Copy out the entries exactly, from the first line to the last.

Collected data entries:
• • • • • • •

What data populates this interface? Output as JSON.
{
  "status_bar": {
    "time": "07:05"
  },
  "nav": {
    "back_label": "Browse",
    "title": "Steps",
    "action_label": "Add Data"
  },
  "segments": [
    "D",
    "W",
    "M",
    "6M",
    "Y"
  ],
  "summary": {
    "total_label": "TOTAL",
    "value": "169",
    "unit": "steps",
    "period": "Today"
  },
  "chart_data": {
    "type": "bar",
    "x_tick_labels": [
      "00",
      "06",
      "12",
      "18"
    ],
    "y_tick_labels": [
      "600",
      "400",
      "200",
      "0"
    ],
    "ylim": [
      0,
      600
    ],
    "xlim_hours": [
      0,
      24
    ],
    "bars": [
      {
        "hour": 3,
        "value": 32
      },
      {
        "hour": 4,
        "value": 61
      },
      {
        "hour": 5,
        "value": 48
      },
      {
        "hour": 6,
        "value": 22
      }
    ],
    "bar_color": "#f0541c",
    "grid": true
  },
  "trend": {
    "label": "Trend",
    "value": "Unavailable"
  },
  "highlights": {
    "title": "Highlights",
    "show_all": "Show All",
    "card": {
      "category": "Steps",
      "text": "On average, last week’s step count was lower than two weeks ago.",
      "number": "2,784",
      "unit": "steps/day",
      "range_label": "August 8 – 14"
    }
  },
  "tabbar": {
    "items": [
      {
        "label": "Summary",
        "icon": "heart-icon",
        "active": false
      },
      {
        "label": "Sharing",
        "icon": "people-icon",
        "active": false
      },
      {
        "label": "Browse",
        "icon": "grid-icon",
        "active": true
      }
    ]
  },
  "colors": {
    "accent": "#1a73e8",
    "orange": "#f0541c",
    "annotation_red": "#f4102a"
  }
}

• • • • • • •

ANSWER:
What data populates this interface? Output as JSON.
{
  "status_bar": {
    "time": "07:05"
  },
  "nav": {
    "back_label": "Browse",
    "title": "Steps",
    "action_label": "Add Data"
  },
  "segments": [
    "D",
    "W",
    "M",
    "6M",
    "Y"
  ],
  "summary": {
    "total_label": "TOTAL",
    "value": "169",
    "unit": "steps",
    "period": "Today"
  },
  "chart_data": {
    "type": "bar",
    "x_tick_labels": [
      "00",
      "06",
      "12",
      "18"
    ],
    "y_tick_labels": [
      "600",
      "400",
      "200",
      "0"
    ],
    "ylim": [
      0,
      600
    ],
    "xlim_hours": [
      0,
      24
    ],
    "bars": [
      {
        "hour": 3,
        "value": 32
      },
      {
        "hour": 4,
        "value": 61
      },
      {
        "hour": 5,
        "value": 48
      },
      {
        "hour": 6,
        "value": 22
      }
    ],
    "bar_color": "#f0541c",
    "grid": true
  },
  "trend": {
    "label": "Trend",
    "value": "Unavailable"
  },
  "highlights": {
    "title": "Highlights",
    "show_all": "Show All",
    "card": {
      "category": "Steps",
      "text": "On average, last week’s step count was lower than two weeks ago.",
      "number": "2,784",
      "unit": "steps/day",
      "range_label": "August 8 – 14"
    }
  },
  "tabbar": {
    "items": [
      {
        "label": "Summary",
        "icon": "heart-icon",
        "active": false
      },
      {
        "label": "Sharing",
        "icon": "people-icon",
        "active": false
      },
      {
        "label": "Browse",
        "icon": "grid-icon",
        "active": true
      }
    ]
  },
  "colors": {
    "accent": "#1a73e8",
    "orange": "#f0541c",
    "annotation_red": "#f4102a"
  }
}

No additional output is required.